*Text under study:*
Tamoxifen was associated with a higher incidence of muscle cramps [3.1% vs. 1.5%], thromboembolism [2.0% vs. 0.9%], endometrial hyperplasia [1.7% vs. 0.6%], and uterine polyps [2.4% vs. 0.4%].

Common adverse reactions occurring in study 027 are described in Table 3.

Table 3. Incidence of Selected Treatment-Emergent Adverse Reactions of all CTC Grades * Occurring in ≥5% of Patients in Either Arm in Study 027
Adverse Reaction ExemestaneN=73(% incidence) PlaceboN=73(% incidence)
*
Most events were CTC grade 1–2.
Hot flushes 32.9 24.7
Arthralgia 28.8 28.8
Increased sweating 17.8 20.6
Alopecia 15.1 4.1
Hypertension 15.1 6.9
Insomnia 13.7 15.1
Nausea 12.3 16.4
Fatigue 11.0 19.2
Abdominal pain 11.0 13.7
Depression 9.6 6.9
Diarrhea 9.6 1.4
Dizziness 9.6 9.6
Dermatitis 8.2 1.4
Headache 6.9 4.1
Myalgia 5.5 4.1
Edema 5.5 6.9

Treatment of Advanced Breast Cancer

A total of 1058 patients were treated with exemestane 25 mg once daily in the clinical trials program. Only one death was considered possibly related to treatment with exemestane; an 80-year-old woman with known coronary artery disease had a myocardial infarction with multiple organ failure after 9 weeks on study treatment. In the clinical trials program, only 3% of the patients discontinued treatment with exemestane because of adverse reactions, mainly within the first 10 weeks of treatment; late discontinuations because of adverse reactions were uncommon (0.3%).

*Source information:*

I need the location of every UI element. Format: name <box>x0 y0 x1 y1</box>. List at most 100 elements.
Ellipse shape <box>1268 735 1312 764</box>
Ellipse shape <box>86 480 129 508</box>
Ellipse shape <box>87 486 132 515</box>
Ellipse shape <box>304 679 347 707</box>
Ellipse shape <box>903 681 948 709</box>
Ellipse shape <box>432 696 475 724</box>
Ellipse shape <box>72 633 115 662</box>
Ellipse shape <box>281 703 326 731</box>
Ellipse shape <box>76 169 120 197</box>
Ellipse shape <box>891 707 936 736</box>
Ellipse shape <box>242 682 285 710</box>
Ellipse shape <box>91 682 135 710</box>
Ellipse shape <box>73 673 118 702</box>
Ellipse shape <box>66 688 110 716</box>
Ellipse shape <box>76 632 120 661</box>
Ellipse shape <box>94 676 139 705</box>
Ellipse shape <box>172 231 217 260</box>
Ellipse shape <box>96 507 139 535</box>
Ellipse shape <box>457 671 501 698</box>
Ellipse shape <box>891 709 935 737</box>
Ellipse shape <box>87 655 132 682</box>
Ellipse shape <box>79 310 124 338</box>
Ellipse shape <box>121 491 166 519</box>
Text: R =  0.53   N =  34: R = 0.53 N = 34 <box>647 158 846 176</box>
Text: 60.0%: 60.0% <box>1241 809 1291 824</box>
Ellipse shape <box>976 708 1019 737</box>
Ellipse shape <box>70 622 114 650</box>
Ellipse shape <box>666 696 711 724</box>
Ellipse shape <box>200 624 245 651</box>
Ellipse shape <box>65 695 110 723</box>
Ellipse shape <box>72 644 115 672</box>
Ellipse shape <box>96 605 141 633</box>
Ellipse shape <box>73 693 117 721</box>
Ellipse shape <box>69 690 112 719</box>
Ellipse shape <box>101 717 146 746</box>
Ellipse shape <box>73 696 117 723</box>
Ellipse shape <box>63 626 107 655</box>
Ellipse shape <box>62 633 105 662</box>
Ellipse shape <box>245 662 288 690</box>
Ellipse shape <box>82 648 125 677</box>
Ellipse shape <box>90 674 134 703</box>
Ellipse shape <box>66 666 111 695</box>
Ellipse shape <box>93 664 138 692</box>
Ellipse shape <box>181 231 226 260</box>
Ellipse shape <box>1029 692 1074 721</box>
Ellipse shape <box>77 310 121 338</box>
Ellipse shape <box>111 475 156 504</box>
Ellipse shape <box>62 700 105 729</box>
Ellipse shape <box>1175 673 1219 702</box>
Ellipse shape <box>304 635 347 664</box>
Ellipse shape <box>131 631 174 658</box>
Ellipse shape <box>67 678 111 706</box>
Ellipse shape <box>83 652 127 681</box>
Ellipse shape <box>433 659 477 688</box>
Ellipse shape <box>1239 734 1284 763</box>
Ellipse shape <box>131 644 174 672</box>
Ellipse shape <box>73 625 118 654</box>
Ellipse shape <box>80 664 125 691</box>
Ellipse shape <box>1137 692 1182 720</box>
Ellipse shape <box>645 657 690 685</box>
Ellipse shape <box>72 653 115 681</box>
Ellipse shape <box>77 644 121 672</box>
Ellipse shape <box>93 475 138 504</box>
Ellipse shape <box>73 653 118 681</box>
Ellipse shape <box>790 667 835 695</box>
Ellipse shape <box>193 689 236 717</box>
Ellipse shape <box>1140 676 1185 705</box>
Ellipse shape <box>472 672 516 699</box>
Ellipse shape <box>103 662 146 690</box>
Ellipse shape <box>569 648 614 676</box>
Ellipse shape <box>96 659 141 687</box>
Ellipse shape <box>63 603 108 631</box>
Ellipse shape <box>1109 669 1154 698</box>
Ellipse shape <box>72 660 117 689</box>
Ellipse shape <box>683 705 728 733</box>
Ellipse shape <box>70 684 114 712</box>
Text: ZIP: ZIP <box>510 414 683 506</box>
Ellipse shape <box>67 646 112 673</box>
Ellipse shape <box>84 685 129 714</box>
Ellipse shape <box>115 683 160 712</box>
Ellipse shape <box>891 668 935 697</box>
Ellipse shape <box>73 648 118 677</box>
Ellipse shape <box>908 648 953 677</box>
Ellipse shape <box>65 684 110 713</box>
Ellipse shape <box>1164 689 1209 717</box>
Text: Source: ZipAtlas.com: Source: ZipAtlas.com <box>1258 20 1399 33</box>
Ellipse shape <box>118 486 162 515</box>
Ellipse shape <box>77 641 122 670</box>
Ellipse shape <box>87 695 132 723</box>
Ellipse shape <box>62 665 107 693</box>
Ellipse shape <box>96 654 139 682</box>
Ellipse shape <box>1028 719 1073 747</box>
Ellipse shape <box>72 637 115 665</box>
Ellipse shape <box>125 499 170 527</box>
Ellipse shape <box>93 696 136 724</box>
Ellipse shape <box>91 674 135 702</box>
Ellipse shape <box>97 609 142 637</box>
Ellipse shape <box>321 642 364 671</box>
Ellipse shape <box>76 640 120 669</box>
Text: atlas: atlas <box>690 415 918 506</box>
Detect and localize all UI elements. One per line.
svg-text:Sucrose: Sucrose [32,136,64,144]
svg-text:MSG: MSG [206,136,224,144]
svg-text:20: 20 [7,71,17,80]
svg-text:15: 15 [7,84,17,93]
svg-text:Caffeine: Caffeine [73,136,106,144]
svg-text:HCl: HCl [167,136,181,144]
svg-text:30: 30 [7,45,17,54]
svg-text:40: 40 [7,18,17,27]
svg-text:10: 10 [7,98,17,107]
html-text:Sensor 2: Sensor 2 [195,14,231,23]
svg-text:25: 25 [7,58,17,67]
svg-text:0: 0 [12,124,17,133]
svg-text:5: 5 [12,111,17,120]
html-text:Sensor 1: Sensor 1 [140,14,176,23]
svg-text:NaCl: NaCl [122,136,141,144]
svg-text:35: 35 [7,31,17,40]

*Activity:*
Answer these from the exemestane text:
1. What incidence of uterine polyps is reported with tamoxifen?
2. In Table 3, what percentage of patients in the exemestane arm had alopecia?
3. How many patients were treated with exemestane 25 mg once daily in the clinical trials program?

*Task answer:*
1. 2.4%
2. 15.1%
3. 1058